Short task:
Show all lines that include the string "also"; copy each one.

— Begin Task inputs —

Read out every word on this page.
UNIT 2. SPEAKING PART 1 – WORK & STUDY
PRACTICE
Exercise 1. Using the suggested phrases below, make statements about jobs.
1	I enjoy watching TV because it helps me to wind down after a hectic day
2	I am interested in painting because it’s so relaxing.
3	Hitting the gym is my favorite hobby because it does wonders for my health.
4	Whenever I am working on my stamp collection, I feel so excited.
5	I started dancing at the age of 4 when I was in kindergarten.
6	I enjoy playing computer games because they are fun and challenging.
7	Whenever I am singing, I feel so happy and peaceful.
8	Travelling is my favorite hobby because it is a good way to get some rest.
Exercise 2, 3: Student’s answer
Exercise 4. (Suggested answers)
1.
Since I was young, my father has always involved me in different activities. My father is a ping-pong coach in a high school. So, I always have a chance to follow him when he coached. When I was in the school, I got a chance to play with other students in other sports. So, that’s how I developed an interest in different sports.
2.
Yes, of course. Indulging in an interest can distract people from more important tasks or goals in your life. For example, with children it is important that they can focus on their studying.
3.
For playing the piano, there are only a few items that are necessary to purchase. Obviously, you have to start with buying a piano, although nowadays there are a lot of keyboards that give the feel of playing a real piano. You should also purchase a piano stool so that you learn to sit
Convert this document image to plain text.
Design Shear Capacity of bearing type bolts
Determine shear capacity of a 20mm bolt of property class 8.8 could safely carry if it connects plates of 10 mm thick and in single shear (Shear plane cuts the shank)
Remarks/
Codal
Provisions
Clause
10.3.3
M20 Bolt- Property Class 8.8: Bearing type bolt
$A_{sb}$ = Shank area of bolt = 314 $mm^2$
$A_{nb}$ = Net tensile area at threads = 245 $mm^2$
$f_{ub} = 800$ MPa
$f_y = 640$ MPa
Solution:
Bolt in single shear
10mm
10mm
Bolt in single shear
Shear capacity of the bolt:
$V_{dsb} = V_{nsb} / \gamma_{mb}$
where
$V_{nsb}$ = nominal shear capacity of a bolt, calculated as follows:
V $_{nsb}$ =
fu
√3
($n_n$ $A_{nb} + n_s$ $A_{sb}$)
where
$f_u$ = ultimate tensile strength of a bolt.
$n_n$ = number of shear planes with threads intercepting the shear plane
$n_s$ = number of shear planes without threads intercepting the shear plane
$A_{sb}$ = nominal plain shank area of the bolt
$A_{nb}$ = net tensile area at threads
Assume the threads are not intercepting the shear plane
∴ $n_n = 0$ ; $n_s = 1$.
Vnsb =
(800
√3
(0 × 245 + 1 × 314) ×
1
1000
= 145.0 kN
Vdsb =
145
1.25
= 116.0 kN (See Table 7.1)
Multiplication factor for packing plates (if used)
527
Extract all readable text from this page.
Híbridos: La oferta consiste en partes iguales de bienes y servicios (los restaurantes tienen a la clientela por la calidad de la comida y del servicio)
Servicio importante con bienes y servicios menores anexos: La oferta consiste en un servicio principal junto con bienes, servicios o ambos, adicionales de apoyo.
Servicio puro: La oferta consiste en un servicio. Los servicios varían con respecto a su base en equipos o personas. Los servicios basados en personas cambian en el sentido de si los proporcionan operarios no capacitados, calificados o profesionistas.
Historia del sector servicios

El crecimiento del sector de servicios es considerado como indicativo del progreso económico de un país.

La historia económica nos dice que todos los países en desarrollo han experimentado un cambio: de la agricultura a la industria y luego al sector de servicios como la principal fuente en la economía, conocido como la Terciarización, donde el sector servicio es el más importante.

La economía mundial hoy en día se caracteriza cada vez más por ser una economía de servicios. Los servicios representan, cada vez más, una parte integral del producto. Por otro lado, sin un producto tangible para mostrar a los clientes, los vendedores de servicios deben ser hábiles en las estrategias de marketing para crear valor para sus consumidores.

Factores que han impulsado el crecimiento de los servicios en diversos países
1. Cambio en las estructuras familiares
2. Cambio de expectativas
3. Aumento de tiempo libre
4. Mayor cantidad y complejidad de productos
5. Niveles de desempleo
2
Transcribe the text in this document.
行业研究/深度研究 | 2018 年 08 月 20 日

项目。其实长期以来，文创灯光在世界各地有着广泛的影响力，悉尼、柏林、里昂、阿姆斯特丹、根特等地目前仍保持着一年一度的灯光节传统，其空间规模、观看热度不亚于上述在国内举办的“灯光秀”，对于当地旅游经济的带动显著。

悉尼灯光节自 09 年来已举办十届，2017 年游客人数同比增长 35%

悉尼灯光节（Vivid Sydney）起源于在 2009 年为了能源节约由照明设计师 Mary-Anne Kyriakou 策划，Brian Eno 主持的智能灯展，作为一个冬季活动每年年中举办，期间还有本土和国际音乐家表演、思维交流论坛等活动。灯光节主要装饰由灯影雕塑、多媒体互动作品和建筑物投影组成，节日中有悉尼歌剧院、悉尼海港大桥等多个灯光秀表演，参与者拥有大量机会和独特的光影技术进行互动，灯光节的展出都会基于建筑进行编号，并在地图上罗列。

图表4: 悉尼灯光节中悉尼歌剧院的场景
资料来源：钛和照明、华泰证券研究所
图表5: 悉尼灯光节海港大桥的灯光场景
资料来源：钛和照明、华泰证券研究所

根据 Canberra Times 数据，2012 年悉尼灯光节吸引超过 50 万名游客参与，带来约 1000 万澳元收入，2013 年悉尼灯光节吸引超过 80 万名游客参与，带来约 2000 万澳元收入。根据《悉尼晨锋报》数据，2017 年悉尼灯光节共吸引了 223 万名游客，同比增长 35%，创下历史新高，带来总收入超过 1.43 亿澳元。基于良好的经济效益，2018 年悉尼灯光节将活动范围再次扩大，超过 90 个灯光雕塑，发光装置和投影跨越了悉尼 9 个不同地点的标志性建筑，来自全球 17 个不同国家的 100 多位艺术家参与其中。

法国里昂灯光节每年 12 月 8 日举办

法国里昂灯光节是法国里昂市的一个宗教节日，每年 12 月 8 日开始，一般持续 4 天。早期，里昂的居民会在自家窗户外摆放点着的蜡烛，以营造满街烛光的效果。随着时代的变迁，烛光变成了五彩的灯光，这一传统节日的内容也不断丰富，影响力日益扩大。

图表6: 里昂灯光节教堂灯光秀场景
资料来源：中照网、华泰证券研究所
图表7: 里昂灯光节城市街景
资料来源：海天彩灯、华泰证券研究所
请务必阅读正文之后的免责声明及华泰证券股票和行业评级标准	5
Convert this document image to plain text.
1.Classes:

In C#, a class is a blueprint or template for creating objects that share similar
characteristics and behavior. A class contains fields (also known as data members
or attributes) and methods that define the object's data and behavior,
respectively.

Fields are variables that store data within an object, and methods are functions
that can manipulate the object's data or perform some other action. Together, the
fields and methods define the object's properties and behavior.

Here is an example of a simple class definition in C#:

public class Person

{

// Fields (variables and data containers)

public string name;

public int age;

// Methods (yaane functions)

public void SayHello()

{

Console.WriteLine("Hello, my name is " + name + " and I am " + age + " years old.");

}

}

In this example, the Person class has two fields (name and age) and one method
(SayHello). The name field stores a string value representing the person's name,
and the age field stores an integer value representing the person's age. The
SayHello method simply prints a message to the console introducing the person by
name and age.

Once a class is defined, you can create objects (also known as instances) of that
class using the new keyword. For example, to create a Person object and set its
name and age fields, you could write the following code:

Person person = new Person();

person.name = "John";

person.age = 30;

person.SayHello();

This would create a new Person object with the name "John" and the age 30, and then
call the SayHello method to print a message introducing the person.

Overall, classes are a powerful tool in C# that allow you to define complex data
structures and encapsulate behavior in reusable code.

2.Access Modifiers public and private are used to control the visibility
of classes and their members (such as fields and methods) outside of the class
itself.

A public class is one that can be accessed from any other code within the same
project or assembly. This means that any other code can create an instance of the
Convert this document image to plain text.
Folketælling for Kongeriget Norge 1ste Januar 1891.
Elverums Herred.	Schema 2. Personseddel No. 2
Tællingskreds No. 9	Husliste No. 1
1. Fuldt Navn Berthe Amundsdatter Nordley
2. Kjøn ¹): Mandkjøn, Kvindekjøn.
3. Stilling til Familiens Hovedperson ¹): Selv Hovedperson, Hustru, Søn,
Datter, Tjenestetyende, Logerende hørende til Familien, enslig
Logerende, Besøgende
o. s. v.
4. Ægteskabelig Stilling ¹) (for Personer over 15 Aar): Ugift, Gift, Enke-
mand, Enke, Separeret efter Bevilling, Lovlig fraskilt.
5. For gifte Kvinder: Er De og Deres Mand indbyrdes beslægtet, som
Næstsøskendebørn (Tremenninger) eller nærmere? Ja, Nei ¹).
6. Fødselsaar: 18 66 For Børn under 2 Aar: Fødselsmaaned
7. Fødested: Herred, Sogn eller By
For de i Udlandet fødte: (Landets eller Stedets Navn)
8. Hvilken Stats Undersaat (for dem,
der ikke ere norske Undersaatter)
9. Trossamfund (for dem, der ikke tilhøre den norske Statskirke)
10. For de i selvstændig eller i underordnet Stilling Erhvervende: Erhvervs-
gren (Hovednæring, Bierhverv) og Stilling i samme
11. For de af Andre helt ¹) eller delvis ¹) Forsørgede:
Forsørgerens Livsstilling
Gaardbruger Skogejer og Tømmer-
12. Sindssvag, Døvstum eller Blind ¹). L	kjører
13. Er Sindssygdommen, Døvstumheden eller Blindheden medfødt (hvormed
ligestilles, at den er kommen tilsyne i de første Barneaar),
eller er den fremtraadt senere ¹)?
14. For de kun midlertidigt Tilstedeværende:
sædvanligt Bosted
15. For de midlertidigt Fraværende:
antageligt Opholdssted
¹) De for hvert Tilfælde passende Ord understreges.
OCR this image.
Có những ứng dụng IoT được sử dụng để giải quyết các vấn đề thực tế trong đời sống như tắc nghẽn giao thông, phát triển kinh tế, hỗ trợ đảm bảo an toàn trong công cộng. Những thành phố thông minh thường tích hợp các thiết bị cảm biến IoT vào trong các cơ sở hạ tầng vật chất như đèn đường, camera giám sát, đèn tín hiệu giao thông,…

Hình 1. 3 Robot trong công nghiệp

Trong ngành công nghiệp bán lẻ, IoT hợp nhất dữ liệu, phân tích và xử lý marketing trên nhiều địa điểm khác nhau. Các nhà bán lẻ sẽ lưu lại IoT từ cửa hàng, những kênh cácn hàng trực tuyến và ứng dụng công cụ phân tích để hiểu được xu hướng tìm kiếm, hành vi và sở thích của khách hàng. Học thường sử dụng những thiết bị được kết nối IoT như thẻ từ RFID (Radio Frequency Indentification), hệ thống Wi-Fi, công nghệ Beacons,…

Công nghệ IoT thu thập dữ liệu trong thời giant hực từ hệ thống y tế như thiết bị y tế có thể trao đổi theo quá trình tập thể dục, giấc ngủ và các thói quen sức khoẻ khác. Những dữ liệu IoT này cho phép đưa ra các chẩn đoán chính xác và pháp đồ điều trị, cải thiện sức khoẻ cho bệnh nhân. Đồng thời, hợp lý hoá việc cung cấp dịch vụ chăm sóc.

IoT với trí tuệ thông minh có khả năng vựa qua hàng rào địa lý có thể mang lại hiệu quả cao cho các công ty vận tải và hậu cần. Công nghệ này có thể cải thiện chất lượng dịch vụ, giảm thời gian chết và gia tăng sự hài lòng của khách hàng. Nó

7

— End Task inputs —

The solution:
For playing the piano, there are only a few items that are necessary to purchase. Obviously, you have to start with buying a piano, although nowadays there are a lot of keyboards that give the feel of playing a real piano. You should also purchase a piano stool so that you learn to sit
characteristics and behavior. A class contains fields (also known as data members
Once a class is defined, you can create objects (also known as instances) of that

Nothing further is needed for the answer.